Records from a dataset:
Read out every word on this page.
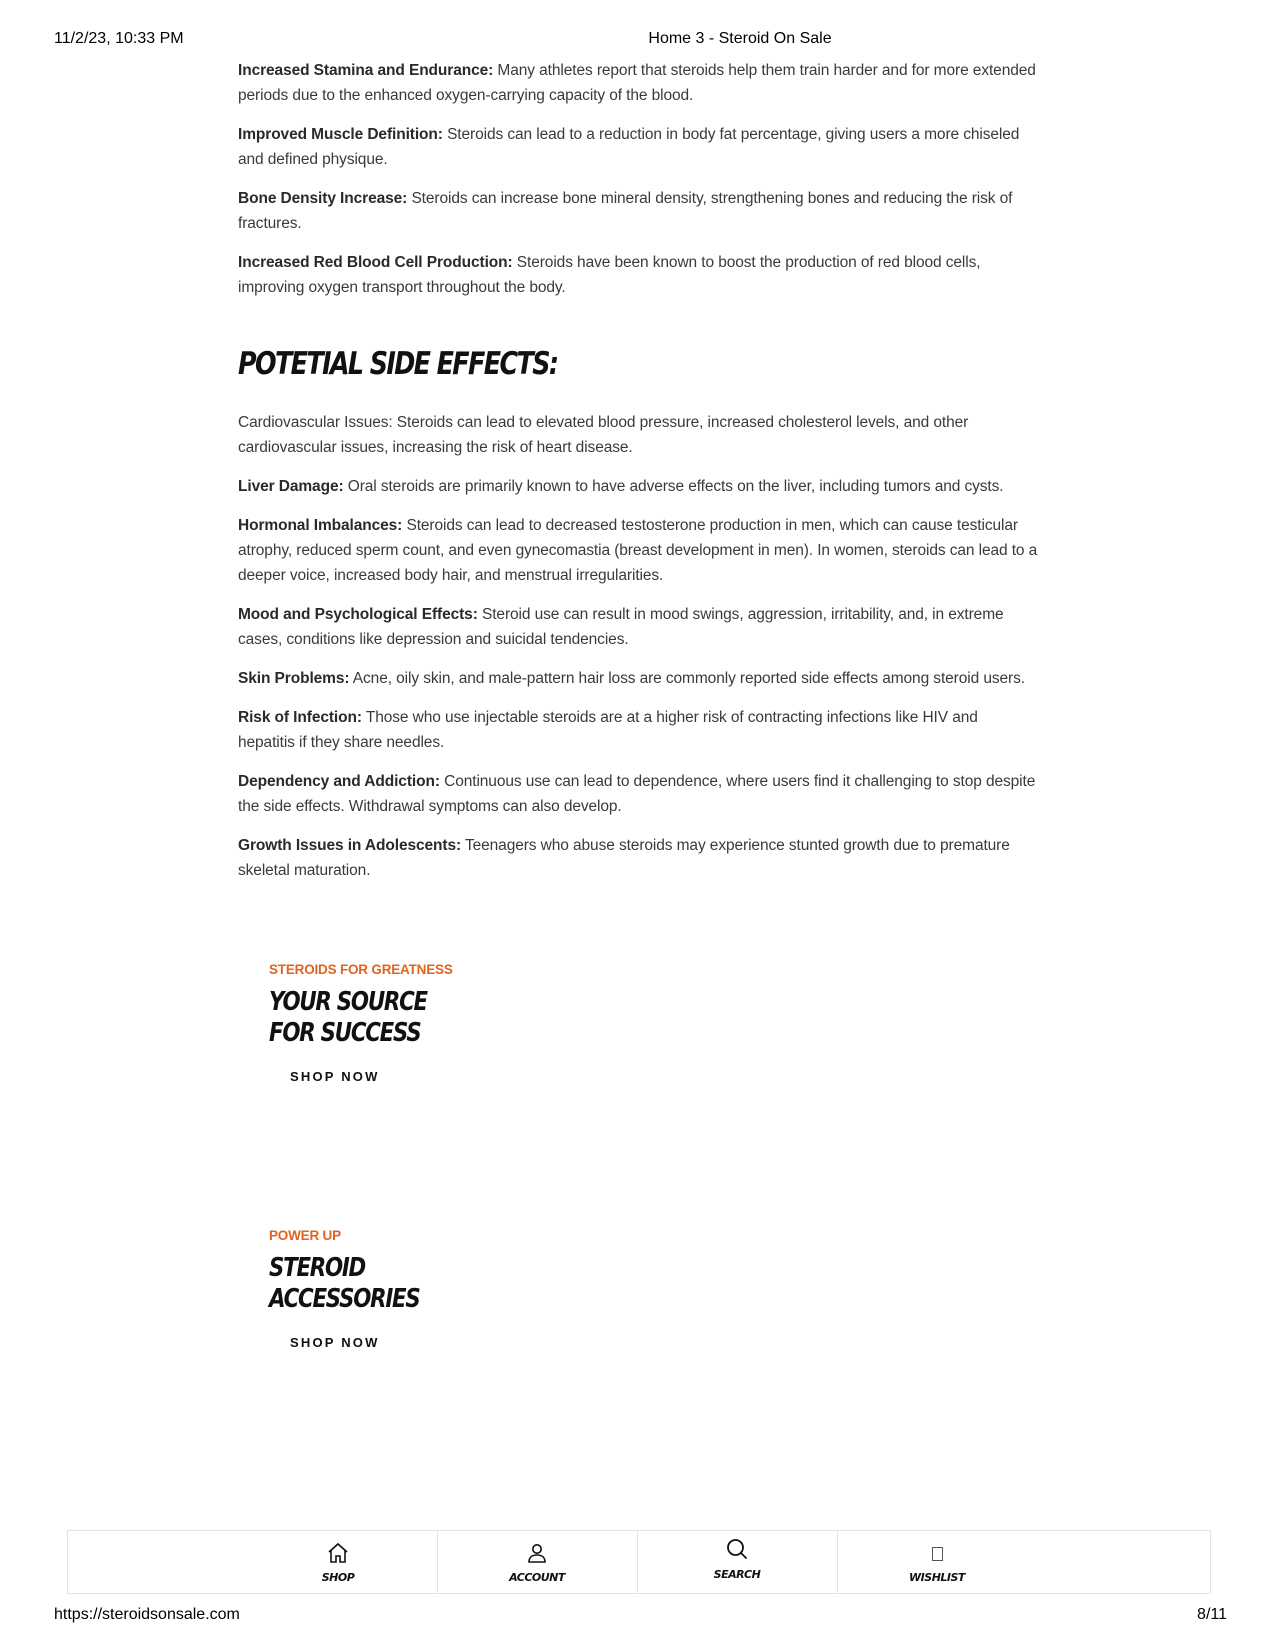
11/2/23, 10:33 PM	Home 3 - Steroid On Sale

Increased Stamina and Endurance: Many athletes report that steroids help them train harder and for more extended periods due to the enhanced oxygen-carrying capacity of the blood.

Improved Muscle Definition: Steroids can lead to a reduction in body fat percentage, giving users a more chiseled and defined physique.

Bone Density Increase: Steroids can increase bone mineral density, strengthening bones and reducing the risk of fractures.

Increased Red Blood Cell Production: Steroids have been known to boost the production of red blood cells, improving oxygen transport throughout the body.

POTETIAL SIDE EFFECTS:

Cardiovascular Issues: Steroids can lead to elevated blood pressure, increased cholesterol levels, and other cardiovascular issues, increasing the risk of heart disease.

Liver Damage: Oral steroids are primarily known to have adverse effects on the liver, including tumors and cysts.

Hormonal Imbalances: Steroids can lead to decreased testosterone production in men, which can cause testicular atrophy, reduced sperm count, and even gynecomastia (breast development in men). In women, steroids can lead to a deeper voice, increased body hair, and menstrual irregularities.

Mood and Psychological Effects: Steroid use can result in mood swings, aggression, irritability, and, in extreme cases, conditions like depression and suicidal tendencies.

Skin Problems: Acne, oily skin, and male-pattern hair loss are commonly reported side effects among steroid users.

Risk of Infection: Those who use injectable steroids are at a higher risk of contracting infections like HIV and hepatitis if they share needles.

Dependency and Addiction: Continuous use can lead to dependence, where users find it challenging to stop despite the side effects. Withdrawal symptoms can also develop.

Growth Issues in Adolescents: Teenagers who abuse steroids may experience stunted growth due to premature skeletal maturation.

STEROIDS FOR GREATNESS
YOUR SOURCE
FOR SUCCESS
SHOP NOW
POWER UP
STEROID
ACCESSORIES
SHOP NOW
SHOP	ACCOUNT	SEARCH	WISHLIST
https://steroidsonsale.com	8/11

# [TASK BRIEF]
Set every record down exactly, omitting pictures.

# [TASK OUTPUT]
Read out every word on this page.
11/2/23, 10:33 PM	Home 3 - Steroid On Sale

Increased Stamina and Endurance: Many athletes report that steroids help them train harder and for more extended periods due to the enhanced oxygen-carrying capacity of the blood.

Improved Muscle Definition: Steroids can lead to a reduction in body fat percentage, giving users a more chiseled and defined physique.

Bone Density Increase: Steroids can increase bone mineral density, strengthening bones and reducing the risk of fractures.

Increased Red Blood Cell Production: Steroids have been known to boost the production of red blood cells, improving oxygen transport throughout the body.

POTETIAL SIDE EFFECTS:

Cardiovascular Issues: Steroids can lead to elevated blood pressure, increased cholesterol levels, and other cardiovascular issues, increasing the risk of heart disease.

Liver Damage: Oral steroids are primarily known to have adverse effects on the liver, including tumors and cysts.

Hormonal Imbalances: Steroids can lead to decreased testosterone production in men, which can cause testicular atrophy, reduced sperm count, and even gynecomastia (breast development in men). In women, steroids can lead to a deeper voice, increased body hair, and menstrual irregularities.

Mood and Psychological Effects: Steroid use can result in mood swings, aggression, irritability, and, in extreme cases, conditions like depression and suicidal tendencies.

Skin Problems: Acne, oily skin, and male-pattern hair loss are commonly reported side effects among steroid users.

Risk of Infection: Those who use injectable steroids are at a higher risk of contracting infections like HIV and hepatitis if they share needles.

Dependency and Addiction: Continuous use can lead to dependence, where users find it challenging to stop despite the side effects. Withdrawal symptoms can also develop.

Growth Issues in Adolescents: Teenagers who abuse steroids may experience stunted growth due to premature skeletal maturation.

STEROIDS FOR GREATNESS
YOUR SOURCE
FOR SUCCESS
SHOP NOW
POWER UP
STEROID
ACCESSORIES
SHOP NOW
SHOP	ACCOUNT	SEARCH	WISHLIST
https://steroidsonsale.com	8/11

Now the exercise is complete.